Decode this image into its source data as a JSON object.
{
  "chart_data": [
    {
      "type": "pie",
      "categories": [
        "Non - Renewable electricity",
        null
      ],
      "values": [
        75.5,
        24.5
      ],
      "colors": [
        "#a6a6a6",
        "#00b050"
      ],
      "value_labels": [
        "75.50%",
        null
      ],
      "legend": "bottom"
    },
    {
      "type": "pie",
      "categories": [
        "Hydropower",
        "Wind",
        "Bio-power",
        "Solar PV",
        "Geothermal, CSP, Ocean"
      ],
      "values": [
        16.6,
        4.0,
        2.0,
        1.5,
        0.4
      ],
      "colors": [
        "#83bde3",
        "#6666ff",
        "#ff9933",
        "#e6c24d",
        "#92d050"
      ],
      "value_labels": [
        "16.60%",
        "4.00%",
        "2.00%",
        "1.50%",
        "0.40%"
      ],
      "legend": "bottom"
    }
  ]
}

...

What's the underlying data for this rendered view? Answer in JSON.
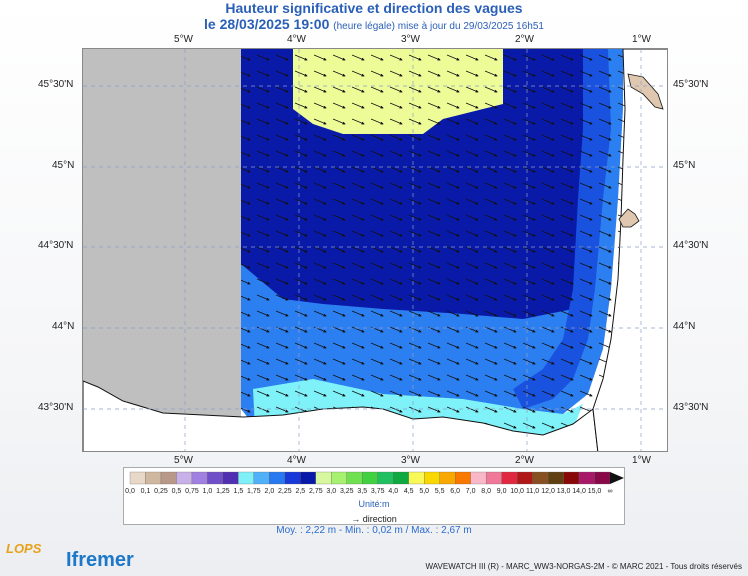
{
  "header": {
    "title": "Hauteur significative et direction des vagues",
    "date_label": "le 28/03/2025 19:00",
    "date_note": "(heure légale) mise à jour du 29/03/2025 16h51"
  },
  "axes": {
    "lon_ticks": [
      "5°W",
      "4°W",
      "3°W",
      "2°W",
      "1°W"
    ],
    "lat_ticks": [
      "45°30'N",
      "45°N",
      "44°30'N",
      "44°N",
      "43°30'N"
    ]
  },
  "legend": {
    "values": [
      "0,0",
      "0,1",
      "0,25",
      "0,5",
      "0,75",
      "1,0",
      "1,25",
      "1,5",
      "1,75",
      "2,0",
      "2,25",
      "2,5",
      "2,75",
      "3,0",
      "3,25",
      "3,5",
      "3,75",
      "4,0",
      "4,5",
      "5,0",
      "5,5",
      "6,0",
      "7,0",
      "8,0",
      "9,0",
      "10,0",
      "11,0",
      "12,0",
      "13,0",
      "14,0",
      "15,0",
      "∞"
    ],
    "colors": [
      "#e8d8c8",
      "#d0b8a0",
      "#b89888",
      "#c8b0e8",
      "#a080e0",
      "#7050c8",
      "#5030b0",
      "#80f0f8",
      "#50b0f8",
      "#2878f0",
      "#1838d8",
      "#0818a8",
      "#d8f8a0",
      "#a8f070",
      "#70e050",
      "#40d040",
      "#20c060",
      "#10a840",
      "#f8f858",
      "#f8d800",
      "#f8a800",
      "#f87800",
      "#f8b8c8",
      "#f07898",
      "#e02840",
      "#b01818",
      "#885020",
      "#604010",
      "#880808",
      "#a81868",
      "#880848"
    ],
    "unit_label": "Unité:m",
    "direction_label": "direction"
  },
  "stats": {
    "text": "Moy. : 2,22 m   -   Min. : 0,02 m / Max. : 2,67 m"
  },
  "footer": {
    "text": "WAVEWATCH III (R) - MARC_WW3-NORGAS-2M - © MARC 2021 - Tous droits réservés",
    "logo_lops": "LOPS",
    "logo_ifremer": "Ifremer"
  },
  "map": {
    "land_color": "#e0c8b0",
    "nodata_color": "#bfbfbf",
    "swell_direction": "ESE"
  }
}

=== What to work on ===
Copy each line of the preceding data that contains the string "this".

=== Full answer ===
Decode this image into its source data as a JSON object.
What's the underlying data for this rendered view? Answer in JSON.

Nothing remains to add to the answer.